[Stated task] Reproduce only this part of the listing: the line with "Give me a plain-text", plus every line after it through the last.

Data entries
═══

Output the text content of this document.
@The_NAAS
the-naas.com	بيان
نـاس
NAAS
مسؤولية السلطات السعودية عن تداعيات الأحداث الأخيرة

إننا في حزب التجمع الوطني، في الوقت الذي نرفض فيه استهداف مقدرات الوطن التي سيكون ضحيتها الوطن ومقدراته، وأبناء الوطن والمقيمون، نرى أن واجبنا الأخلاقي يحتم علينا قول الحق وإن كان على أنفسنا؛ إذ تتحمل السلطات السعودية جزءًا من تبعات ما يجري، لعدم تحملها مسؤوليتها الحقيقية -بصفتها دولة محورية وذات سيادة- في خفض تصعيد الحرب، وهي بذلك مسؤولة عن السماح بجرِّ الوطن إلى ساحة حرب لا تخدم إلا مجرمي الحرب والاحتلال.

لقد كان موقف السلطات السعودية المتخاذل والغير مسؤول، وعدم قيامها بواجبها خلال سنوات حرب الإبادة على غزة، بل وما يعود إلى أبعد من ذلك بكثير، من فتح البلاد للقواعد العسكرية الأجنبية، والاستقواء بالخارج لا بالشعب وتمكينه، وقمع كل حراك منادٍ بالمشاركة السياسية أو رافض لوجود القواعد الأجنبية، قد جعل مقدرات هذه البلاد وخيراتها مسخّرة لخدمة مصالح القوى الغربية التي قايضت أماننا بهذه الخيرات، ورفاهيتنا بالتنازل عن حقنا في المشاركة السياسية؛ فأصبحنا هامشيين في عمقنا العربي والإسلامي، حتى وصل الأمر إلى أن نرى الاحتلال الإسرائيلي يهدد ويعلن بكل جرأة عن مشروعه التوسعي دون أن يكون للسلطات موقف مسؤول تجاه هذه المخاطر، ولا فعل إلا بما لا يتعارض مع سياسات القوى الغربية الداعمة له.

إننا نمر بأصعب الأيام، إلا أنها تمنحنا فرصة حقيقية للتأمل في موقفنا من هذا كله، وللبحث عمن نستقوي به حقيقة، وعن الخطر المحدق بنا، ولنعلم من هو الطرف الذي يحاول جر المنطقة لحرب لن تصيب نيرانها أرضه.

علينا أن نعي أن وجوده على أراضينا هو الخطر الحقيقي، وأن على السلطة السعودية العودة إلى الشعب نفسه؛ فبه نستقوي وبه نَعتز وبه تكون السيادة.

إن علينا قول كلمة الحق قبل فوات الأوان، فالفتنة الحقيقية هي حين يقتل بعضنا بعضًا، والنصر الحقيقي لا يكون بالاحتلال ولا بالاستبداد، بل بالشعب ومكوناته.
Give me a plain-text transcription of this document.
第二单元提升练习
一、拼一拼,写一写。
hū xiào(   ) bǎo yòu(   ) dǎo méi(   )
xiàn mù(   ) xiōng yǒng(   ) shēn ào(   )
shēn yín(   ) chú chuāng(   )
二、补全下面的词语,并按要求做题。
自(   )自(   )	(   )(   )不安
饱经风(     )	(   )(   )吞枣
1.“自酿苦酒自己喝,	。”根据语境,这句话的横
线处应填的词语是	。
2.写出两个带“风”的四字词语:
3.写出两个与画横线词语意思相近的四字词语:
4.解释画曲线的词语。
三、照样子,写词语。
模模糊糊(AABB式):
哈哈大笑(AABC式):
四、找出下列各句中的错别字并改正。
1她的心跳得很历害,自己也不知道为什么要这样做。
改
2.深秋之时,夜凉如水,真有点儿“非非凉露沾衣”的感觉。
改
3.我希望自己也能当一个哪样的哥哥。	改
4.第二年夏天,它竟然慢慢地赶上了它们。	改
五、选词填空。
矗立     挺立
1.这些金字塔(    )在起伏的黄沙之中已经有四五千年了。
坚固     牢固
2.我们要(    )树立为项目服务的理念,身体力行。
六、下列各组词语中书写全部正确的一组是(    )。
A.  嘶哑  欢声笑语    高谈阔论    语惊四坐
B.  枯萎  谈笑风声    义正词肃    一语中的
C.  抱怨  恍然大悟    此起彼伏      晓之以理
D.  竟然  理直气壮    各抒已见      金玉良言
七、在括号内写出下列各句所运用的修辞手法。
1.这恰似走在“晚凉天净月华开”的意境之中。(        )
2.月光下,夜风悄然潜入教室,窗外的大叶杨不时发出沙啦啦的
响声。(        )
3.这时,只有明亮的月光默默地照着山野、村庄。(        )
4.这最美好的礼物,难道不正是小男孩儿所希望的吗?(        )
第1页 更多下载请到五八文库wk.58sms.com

═══

[Solved exercise]
Give me a plain-text transcription of this document.
第二单元提升练习
一、拼一拼,写一写。
hū xiào(   ) bǎo yòu(   ) dǎo méi(   )
xiàn mù(   ) xiōng yǒng(   ) shēn ào(   )
shēn yín(   ) chú chuāng(   )
二、补全下面的词语,并按要求做题。
自(   )自(   )	(   )(   )不安
饱经风(     )	(   )(   )吞枣
1.“自酿苦酒自己喝,	。”根据语境,这句话的横
线处应填的词语是	。
2.写出两个带“风”的四字词语:
3.写出两个与画横线词语意思相近的四字词语:
4.解释画曲线的词语。
三、照样子,写词语。
模模糊糊(AABB式):
哈哈大笑(AABC式):
四、找出下列各句中的错别字并改正。
1她的心跳得很历害,自己也不知道为什么要这样做。
改
2.深秋之时,夜凉如水,真有点儿“非非凉露沾衣”的感觉。
改
3.我希望自己也能当一个哪样的哥哥。	改
4.第二年夏天,它竟然慢慢地赶上了它们。	改
五、选词填空。
矗立     挺立
1.这些金字塔(    )在起伏的黄沙之中已经有四五千年了。
坚固     牢固
2.我们要(    )树立为项目服务的理念,身体力行。
六、下列各组词语中书写全部正确的一组是(    )。
A.  嘶哑  欢声笑语    高谈阔论    语惊四坐
B.  枯萎  谈笑风声    义正词肃    一语中的
C.  抱怨  恍然大悟    此起彼伏      晓之以理
D.  竟然  理直气壮    各抒已见      金玉良言
七、在括号内写出下列各句所运用的修辞手法。
1.这恰似走在“晚凉天净月华开”的意境之中。(        )
2.月光下,夜风悄然潜入教室,窗外的大叶杨不时发出沙啦啦的
响声。(        )
3.这时,只有明亮的月光默默地照着山野、村庄。(        )
4.这最美好的礼物,难道不正是小男孩儿所希望的吗?(        )
第1页 更多下载请到五八文库wk.58sms.com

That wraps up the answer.